──────── RECORDS FOR PROCESSING ────────
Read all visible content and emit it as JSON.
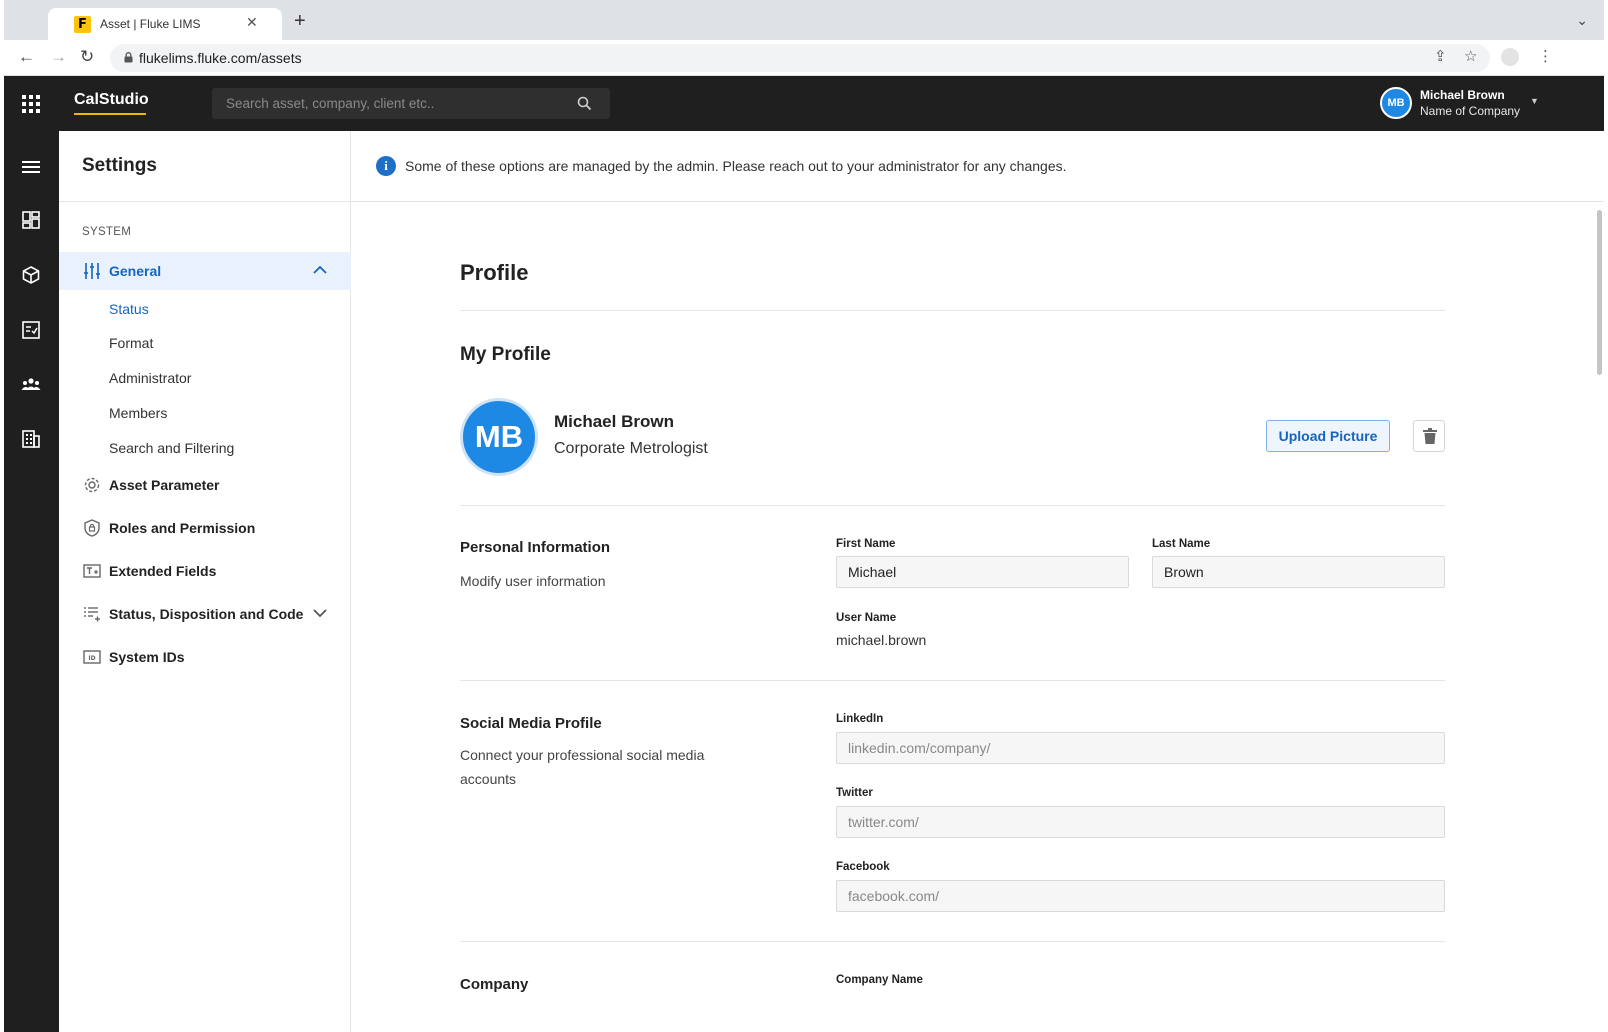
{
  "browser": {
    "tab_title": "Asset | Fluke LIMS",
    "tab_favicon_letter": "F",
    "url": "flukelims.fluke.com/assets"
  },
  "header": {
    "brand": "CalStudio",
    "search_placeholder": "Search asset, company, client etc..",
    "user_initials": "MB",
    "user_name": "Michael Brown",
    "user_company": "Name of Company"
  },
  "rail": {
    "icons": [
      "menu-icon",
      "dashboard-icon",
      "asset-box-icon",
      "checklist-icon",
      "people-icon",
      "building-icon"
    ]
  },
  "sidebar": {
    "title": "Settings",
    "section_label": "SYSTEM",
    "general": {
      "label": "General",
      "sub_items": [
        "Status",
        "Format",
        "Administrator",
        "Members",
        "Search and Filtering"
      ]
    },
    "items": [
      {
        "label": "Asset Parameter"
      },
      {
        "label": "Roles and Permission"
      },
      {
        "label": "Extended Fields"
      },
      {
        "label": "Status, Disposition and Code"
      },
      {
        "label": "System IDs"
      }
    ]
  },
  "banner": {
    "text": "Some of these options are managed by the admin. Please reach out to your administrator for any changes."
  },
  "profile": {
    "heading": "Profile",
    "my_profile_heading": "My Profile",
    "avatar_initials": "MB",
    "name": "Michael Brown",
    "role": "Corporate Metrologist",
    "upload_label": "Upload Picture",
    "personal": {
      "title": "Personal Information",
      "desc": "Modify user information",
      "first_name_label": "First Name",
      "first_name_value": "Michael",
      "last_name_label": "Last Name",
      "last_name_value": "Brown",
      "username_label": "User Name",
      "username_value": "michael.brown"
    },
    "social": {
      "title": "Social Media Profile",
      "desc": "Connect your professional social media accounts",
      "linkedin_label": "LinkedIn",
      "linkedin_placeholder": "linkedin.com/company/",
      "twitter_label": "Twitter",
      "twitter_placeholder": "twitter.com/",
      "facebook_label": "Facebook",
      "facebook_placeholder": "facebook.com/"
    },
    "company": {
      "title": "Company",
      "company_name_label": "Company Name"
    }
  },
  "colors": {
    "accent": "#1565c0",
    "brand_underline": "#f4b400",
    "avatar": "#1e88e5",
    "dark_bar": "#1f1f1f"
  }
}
────────
EXERCISE OBJECTIVE
Omit each picture, then return all of the listing exactly as it stands.

EXERCISE RESPONSE
Read all visible content and emit it as JSON.
{
  "browser": {
    "tab_title": "Asset | Fluke LIMS",
    "tab_favicon_letter": "F",
    "url": "flukelims.fluke.com/assets"
  },
  "header": {
    "brand": "CalStudio",
    "search_placeholder": "Search asset, company, client etc..",
    "user_initials": "MB",
    "user_name": "Michael Brown",
    "user_company": "Name of Company"
  },
  "rail": {
    "icons": [
      "menu-icon",
      "dashboard-icon",
      "asset-box-icon",
      "checklist-icon",
      "people-icon",
      "building-icon"
    ]
  },
  "sidebar": {
    "title": "Settings",
    "section_label": "SYSTEM",
    "general": {
      "label": "General",
      "sub_items": [
        "Status",
        "Format",
        "Administrator",
        "Members",
        "Search and Filtering"
      ]
    },
    "items": [
      {
        "label": "Asset Parameter"
      },
      {
        "label": "Roles and Permission"
      },
      {
        "label": "Extended Fields"
      },
      {
        "label": "Status, Disposition and Code"
      },
      {
        "label": "System IDs"
      }
    ]
  },
  "banner": {
    "text": "Some of these options are managed by the admin. Please reach out to your administrator for any changes."
  },
  "profile": {
    "heading": "Profile",
    "my_profile_heading": "My Profile",
    "avatar_initials": "MB",
    "name": "Michael Brown",
    "role": "Corporate Metrologist",
    "upload_label": "Upload Picture",
    "personal": {
      "title": "Personal Information",
      "desc": "Modify user information",
      "first_name_label": "First Name",
      "first_name_value": "Michael",
      "last_name_label": "Last Name",
      "last_name_value": "Brown",
      "username_label": "User Name",
      "username_value": "michael.brown"
    },
    "social": {
      "title": "Social Media Profile",
      "desc": "Connect your professional social media accounts",
      "linkedin_label": "LinkedIn",
      "linkedin_placeholder": "linkedin.com/company/",
      "twitter_label": "Twitter",
      "twitter_placeholder": "twitter.com/",
      "facebook_label": "Facebook",
      "facebook_placeholder": "facebook.com/"
    },
    "company": {
      "title": "Company",
      "company_name_label": "Company Name"
    }
  },
  "colors": {
    "accent": "#1565c0",
    "brand_underline": "#f4b400",
    "avatar": "#1e88e5",
    "dark_bar": "#1f1f1f"
  }
}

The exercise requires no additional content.